_THE PROBLEM:_ Copy all of the records below verbatim.

===== INFORMATION GIVEN =====

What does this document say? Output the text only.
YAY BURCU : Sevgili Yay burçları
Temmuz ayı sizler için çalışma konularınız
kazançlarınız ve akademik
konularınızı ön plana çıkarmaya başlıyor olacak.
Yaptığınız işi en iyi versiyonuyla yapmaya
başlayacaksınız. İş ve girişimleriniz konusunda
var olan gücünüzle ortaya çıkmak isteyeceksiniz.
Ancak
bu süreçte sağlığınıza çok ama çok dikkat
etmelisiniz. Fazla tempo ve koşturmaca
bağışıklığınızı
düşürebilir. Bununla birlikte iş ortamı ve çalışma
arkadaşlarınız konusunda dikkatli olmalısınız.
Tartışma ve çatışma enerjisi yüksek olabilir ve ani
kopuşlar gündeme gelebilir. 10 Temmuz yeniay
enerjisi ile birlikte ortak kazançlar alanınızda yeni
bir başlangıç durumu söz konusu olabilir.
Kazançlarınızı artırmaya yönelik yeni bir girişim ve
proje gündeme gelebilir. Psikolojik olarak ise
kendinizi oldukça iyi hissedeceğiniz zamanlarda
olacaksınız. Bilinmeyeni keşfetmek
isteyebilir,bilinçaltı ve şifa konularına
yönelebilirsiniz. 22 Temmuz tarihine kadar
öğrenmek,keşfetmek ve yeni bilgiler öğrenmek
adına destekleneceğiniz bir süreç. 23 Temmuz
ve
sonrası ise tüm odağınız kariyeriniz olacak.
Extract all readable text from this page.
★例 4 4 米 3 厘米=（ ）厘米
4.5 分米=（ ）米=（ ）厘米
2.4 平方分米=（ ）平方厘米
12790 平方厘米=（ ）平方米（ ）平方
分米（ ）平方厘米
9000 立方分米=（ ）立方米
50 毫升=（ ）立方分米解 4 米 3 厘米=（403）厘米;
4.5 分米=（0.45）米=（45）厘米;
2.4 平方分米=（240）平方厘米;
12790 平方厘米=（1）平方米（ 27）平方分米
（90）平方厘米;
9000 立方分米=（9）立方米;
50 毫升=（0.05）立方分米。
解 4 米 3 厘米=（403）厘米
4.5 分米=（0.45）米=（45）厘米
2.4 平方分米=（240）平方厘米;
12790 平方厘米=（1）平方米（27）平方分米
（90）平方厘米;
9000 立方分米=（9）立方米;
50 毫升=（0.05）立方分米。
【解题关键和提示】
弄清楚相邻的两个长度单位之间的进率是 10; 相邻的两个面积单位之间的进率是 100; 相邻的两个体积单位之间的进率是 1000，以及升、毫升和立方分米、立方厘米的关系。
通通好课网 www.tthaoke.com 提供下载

=====

_CORRECT ANSWER:_
What does this document say? Output the text only.
YAY BURCU : Sevgili Yay burçları
Temmuz ayı sizler için çalışma konularınız
kazançlarınız ve akademik
konularınızı ön plana çıkarmaya başlıyor olacak.
Yaptığınız işi en iyi versiyonuyla yapmaya
başlayacaksınız. İş ve girişimleriniz konusunda
var olan gücünüzle ortaya çıkmak isteyeceksiniz.
Ancak
bu süreçte sağlığınıza çok ama çok dikkat
etmelisiniz. Fazla tempo ve koşturmaca
bağışıklığınızı
düşürebilir. Bununla birlikte iş ortamı ve çalışma
arkadaşlarınız konusunda dikkatli olmalısınız.
Tartışma ve çatışma enerjisi yüksek olabilir ve ani
kopuşlar gündeme gelebilir. 10 Temmuz yeniay
enerjisi ile birlikte ortak kazançlar alanınızda yeni
bir başlangıç durumu söz konusu olabilir.
Kazançlarınızı artırmaya yönelik yeni bir girişim ve
proje gündeme gelebilir. Psikolojik olarak ise
kendinizi oldukça iyi hissedeceğiniz zamanlarda
olacaksınız. Bilinmeyeni keşfetmek
isteyebilir,bilinçaltı ve şifa konularına
yönelebilirsiniz. 22 Temmuz tarihine kadar
öğrenmek,keşfetmek ve yeni bilgiler öğrenmek
adına destekleneceğiniz bir süreç. 23 Temmuz
ve
sonrası ise tüm odağınız kariyeriniz olacak.
Extract all readable text from this page.
★例 4 4 米 3 厘米=（ ）厘米
4.5 分米=（ ）米=（ ）厘米
2.4 平方分米=（ ）平方厘米
12790 平方厘米=（ ）平方米（ ）平方
分米（ ）平方厘米
9000 立方分米=（ ）立方米
50 毫升=（ ）立方分米解 4 米 3 厘米=（403）厘米;
4.5 分米=（0.45）米=（45）厘米;
2.4 平方分米=（240）平方厘米;
12790 平方厘米=（1）平方米（ 27）平方分米
（90）平方厘米;
9000 立方分米=（9）立方米;
50 毫升=（0.05）立方分米。
解 4 米 3 厘米=（403）厘米
4.5 分米=（0.45）米=（45）厘米
2.4 平方分米=（240）平方厘米;
12790 平方厘米=（1）平方米（27）平方分米
（90）平方厘米;
9000 立方分米=（9）立方米;
50 毫升=（0.05）立方分米。
【解题关键和提示】
弄清楚相邻的两个长度单位之间的进率是 10; 相邻的两个面积单位之间的进率是 100; 相邻的两个体积单位之间的进率是 1000，以及升、毫升和立方分米、立方厘米的关系。
通通好课网 www.tthaoke.com 提供下载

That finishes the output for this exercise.